Repeat the listing below line for line, without changing anything.

Extracted data:
◆ ◆ ◆ ◆

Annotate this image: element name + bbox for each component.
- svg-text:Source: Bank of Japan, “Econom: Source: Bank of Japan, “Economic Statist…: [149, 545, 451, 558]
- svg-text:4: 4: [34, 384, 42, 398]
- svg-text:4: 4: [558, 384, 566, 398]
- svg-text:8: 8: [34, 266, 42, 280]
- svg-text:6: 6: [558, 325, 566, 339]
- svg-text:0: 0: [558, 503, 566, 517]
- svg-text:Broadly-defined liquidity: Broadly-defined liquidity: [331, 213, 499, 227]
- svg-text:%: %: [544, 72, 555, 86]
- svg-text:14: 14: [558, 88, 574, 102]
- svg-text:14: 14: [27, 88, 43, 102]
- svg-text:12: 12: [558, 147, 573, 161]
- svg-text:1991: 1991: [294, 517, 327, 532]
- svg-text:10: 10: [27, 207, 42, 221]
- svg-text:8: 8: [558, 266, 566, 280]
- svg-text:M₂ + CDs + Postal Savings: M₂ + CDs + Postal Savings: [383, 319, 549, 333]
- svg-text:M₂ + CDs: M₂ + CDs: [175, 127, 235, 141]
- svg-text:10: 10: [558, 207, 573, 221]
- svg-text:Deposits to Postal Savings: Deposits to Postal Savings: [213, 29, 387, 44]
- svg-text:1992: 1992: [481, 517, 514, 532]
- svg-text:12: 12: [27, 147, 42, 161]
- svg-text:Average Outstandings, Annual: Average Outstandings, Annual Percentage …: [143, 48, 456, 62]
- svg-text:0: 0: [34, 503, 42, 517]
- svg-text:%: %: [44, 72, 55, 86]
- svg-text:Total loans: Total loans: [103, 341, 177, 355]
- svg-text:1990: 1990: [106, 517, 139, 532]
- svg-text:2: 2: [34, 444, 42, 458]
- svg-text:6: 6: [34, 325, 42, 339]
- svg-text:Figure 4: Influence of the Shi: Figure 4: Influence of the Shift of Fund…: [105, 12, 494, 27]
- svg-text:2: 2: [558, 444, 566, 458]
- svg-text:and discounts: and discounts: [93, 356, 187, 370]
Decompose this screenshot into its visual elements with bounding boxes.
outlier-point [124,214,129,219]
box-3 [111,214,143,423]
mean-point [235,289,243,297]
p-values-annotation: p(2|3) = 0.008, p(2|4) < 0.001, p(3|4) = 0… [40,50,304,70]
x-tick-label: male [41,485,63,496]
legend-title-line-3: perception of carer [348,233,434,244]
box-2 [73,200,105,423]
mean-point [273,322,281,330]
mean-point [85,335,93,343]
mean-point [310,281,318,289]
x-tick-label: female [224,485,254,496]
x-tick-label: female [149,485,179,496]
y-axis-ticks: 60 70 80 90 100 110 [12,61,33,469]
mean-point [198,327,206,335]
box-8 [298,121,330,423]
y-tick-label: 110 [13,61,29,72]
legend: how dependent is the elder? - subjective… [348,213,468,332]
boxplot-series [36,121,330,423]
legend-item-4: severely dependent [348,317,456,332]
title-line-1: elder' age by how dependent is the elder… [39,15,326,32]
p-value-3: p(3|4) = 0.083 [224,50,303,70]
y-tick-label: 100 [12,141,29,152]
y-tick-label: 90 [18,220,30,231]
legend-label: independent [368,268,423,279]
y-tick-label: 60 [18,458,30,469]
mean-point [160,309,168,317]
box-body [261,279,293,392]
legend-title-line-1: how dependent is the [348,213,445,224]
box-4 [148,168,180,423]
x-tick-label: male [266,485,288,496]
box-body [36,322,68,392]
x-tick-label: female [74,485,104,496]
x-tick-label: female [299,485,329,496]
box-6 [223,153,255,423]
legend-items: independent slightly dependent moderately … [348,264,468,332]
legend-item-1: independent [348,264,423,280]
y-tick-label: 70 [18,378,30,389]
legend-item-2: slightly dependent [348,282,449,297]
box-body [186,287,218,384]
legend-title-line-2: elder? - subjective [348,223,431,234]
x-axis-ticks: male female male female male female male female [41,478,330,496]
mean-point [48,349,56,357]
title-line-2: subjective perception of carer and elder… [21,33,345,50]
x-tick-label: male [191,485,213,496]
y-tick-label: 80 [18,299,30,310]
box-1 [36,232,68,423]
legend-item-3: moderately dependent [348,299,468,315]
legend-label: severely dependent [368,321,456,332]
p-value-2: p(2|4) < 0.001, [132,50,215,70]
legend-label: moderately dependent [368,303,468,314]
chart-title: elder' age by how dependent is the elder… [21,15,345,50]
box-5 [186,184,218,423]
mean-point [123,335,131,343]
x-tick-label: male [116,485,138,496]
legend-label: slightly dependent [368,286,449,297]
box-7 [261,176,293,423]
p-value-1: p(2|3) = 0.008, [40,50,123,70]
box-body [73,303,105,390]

◆ ◆ ◆ ◆

Task answer:
Annotate this image: element name + bbox for each component.
- svg-text:Source: Bank of Japan, “Econom: Source: Bank of Japan, “Economic Statist…: [149, 545, 451, 558]
- svg-text:4: 4: [34, 384, 42, 398]
- svg-text:4: 4: [558, 384, 566, 398]
- svg-text:8: 8: [34, 266, 42, 280]
- svg-text:6: 6: [558, 325, 566, 339]
- svg-text:0: 0: [558, 503, 566, 517]
- svg-text:Broadly-defined liquidity: Broadly-defined liquidity: [331, 213, 499, 227]
- svg-text:%: %: [544, 72, 555, 86]
- svg-text:14: 14: [558, 88, 574, 102]
- svg-text:14: 14: [27, 88, 43, 102]
- svg-text:12: 12: [558, 147, 573, 161]
- svg-text:1991: 1991: [294, 517, 327, 532]
- svg-text:10: 10: [27, 207, 42, 221]
- svg-text:8: 8: [558, 266, 566, 280]
- svg-text:M₂ + CDs + Postal Savings: M₂ + CDs + Postal Savings: [383, 319, 549, 333]
- svg-text:M₂ + CDs: M₂ + CDs: [175, 127, 235, 141]
- svg-text:10: 10: [558, 207, 573, 221]
- svg-text:Deposits to Postal Savings: Deposits to Postal Savings: [213, 29, 387, 44]
- svg-text:1992: 1992: [481, 517, 514, 532]
- svg-text:12: 12: [27, 147, 42, 161]
- svg-text:Average Outstandings, Annual: Average Outstandings, Annual Percentage …: [143, 48, 456, 62]
- svg-text:0: 0: [34, 503, 42, 517]
- svg-text:%: %: [44, 72, 55, 86]
- svg-text:Total loans: Total loans: [103, 341, 177, 355]
- svg-text:1990: 1990: [106, 517, 139, 532]
- svg-text:2: 2: [34, 444, 42, 458]
- svg-text:6: 6: [34, 325, 42, 339]
- svg-text:Figure 4: Influence of the Shi: Figure 4: Influence of the Shift of Fund…: [105, 12, 494, 27]
- svg-text:2: 2: [558, 444, 566, 458]
- svg-text:and discounts: and discounts: [93, 356, 187, 370]
Decompose this screenshot into its visual elements with bounding boxes.
outlier-point [124,214,129,219]
box-3 [111,214,143,423]
mean-point [235,289,243,297]
p-values-annotation: p(2|3) = 0.008, p(2|4) < 0.001, p(3|4) = 0… [40,50,304,70]
x-tick-label: male [41,485,63,496]
legend-title-line-3: perception of carer [348,233,434,244]
box-2 [73,200,105,423]
mean-point [273,322,281,330]
mean-point [85,335,93,343]
mean-point [310,281,318,289]
x-tick-label: female [224,485,254,496]
x-tick-label: female [149,485,179,496]
y-axis-ticks: 60 70 80 90 100 110 [12,61,33,469]
mean-point [198,327,206,335]
box-8 [298,121,330,423]
y-tick-label: 110 [13,61,29,72]
legend: how dependent is the elder? - subjective… [348,213,468,332]
boxplot-series [36,121,330,423]
legend-item-4: severely dependent [348,317,456,332]
title-line-1: elder' age by how dependent is the elder… [39,15,326,32]
p-value-3: p(3|4) = 0.083 [224,50,303,70]
y-tick-label: 100 [12,141,29,152]
y-tick-label: 90 [18,220,30,231]
legend-label: independent [368,268,423,279]
y-tick-label: 60 [18,458,30,469]
mean-point [160,309,168,317]
box-body [261,279,293,392]
legend-title-line-1: how dependent is the [348,213,445,224]
box-4 [148,168,180,423]
x-tick-label: male [266,485,288,496]
box-body [36,322,68,392]
x-tick-label: female [74,485,104,496]
x-tick-label: female [299,485,329,496]
box-6 [223,153,255,423]
legend-items: independent slightly dependent moderately … [348,264,468,332]
legend-item-1: independent [348,264,423,280]
y-tick-label: 70 [18,378,30,389]
legend-item-2: slightly dependent [348,282,449,297]
box-body [186,287,218,384]
legend-title-line-2: elder? - subjective [348,223,431,234]
x-axis-ticks: male female male female male female male female [41,478,330,496]
mean-point [48,349,56,357]
title-line-2: subjective perception of carer and elder… [21,33,345,50]
x-tick-label: male [191,485,213,496]
y-tick-label: 80 [18,299,30,310]
box-1 [36,232,68,423]
legend-item-3: moderately dependent [348,299,468,315]
legend-label: severely dependent [368,321,456,332]
p-value-2: p(2|4) < 0.001, [132,50,215,70]
legend-label: moderately dependent [368,303,468,314]
chart-title: elder' age by how dependent is the elder… [21,15,345,50]
box-5 [186,184,218,423]
mean-point [123,335,131,343]
x-tick-label: male [116,485,138,496]
legend-label: slightly dependent [368,286,449,297]
box-7 [261,176,293,423]
p-value-1: p(2|3) = 0.008, [40,50,123,70]
box-body [73,303,105,390]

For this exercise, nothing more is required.